SOURCE RECORDS —
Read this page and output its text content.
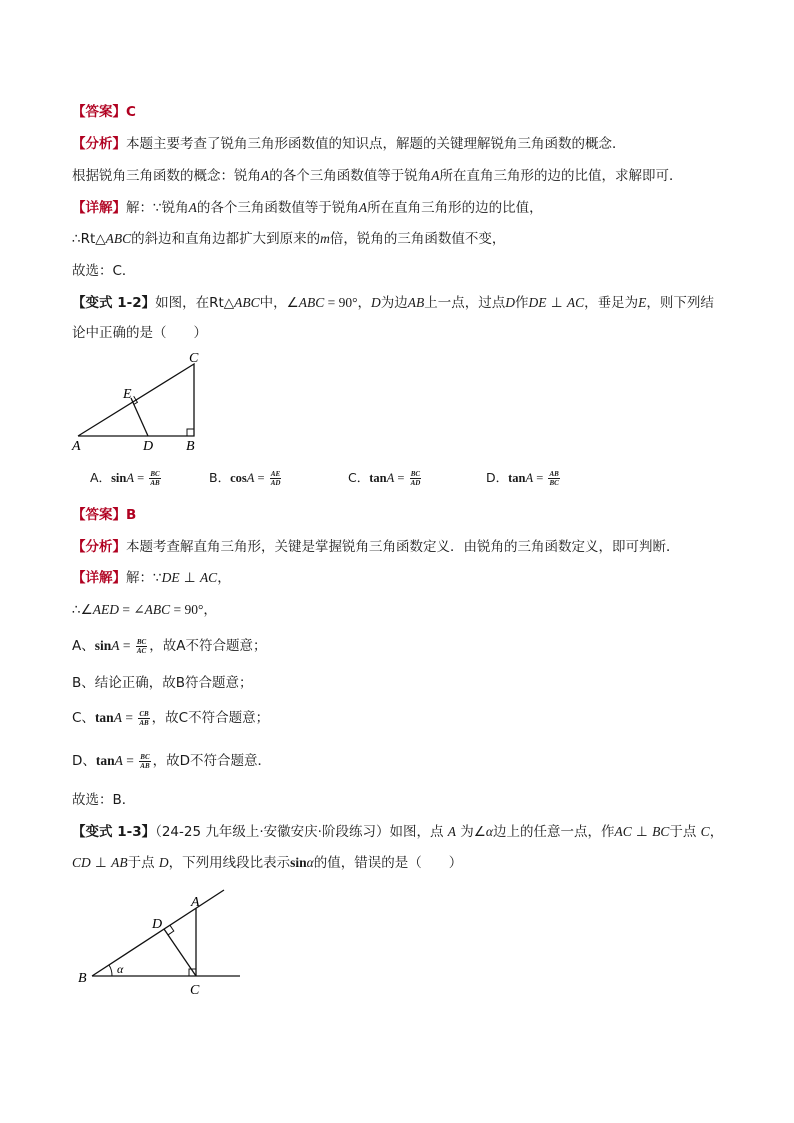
【答案】C
【分析】本题主要考查了锐角三角形函数值的知识点，解题的关键理解锐角三角函数的概念．
根据锐角三角函数的概念：锐角A的各个三角函数值等于锐角A所在直角三角形的边的比值，求解即可．
【详解】解：∵锐角A的各个三角函数值等于锐角A所在直角三角形的边的比值，
∴Rt△ABC的斜边和直角边都扩大到原来的m倍，锐角的三角函数值不变，
故选：C．
【变式 1-2】如图，在Rt△ABC中，∠ABC = 90°，D为边AB上一点，过点D作DE ⊥ AC，垂足为E，则下列结
论中正确的是（　　）
A	B
C
D
E
A．$\sin A = \frac{BC}{AB}$	B．$\cos A = \frac{AE}{AD}$	C．$\tan A = \frac{BC}{AD}$	D．$\tan A = \frac{AB}{BC}$
【答案】B
【分析】本题考查解直角三角形，关键是掌握锐角三角函数定义．由锐角的三角函数定义，即可判断．
【详解】解：∵DE ⊥ AC，
∴∠AED = ∠ABC = 90°，
A、$\sin A = \frac{BC}{AC}$ ，故A不符合题意；
B、结论正确，故B符合题意；
C、$\tan A = \frac{CB}{AB}$ ，故C不符合题意；
D、$\tan A = \frac{BC}{AB}$ ，故D不符合题意．
故选：B．
【变式 1-3】（24-25 九年级上·安徽安庆·阶段练习）如图，点 A 为∠α边上的任意一点，作AC ⊥ BC于点 C，
CD ⊥ AB于点 D，下列用线段比表示sinα的值，错误的是（　　）
A
B
C
D
α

STATED TASK —
Every record above should be transcribed exactly; the pictures stay out of the copy.

PROBLEM SOLUTION —
Read this page and output its text content.
【答案】C
【分析】本题主要考查了锐角三角形函数值的知识点，解题的关键理解锐角三角函数的概念．
根据锐角三角函数的概念：锐角A的各个三角函数值等于锐角A所在直角三角形的边的比值，求解即可．
【详解】解：∵锐角A的各个三角函数值等于锐角A所在直角三角形的边的比值，
∴Rt△ABC的斜边和直角边都扩大到原来的m倍，锐角的三角函数值不变，
故选：C．
【变式 1-2】如图，在Rt△ABC中，∠ABC = 90°，D为边AB上一点，过点D作DE ⊥ AC，垂足为E，则下列结
论中正确的是（　　）
A	B
C
D
E
A．$\sin A = \frac{BC}{AB}$	B．$\cos A = \frac{AE}{AD}$	C．$\tan A = \frac{BC}{AD}$	D．$\tan A = \frac{AB}{BC}$
【答案】B
【分析】本题考查解直角三角形，关键是掌握锐角三角函数定义．由锐角的三角函数定义，即可判断．
【详解】解：∵DE ⊥ AC，
∴∠AED = ∠ABC = 90°，
A、$\sin A = \frac{BC}{AC}$ ，故A不符合题意；
B、结论正确，故B符合题意；
C、$\tan A = \frac{CB}{AB}$ ，故C不符合题意；
D、$\tan A = \frac{BC}{AB}$ ，故D不符合题意．
故选：B．
【变式 1-3】（24-25 九年级上·安徽安庆·阶段练习）如图，点 A 为∠α边上的任意一点，作AC ⊥ BC于点 C，
CD ⊥ AB于点 D，下列用线段比表示sinα的值，错误的是（　　）
A
B
C
D
α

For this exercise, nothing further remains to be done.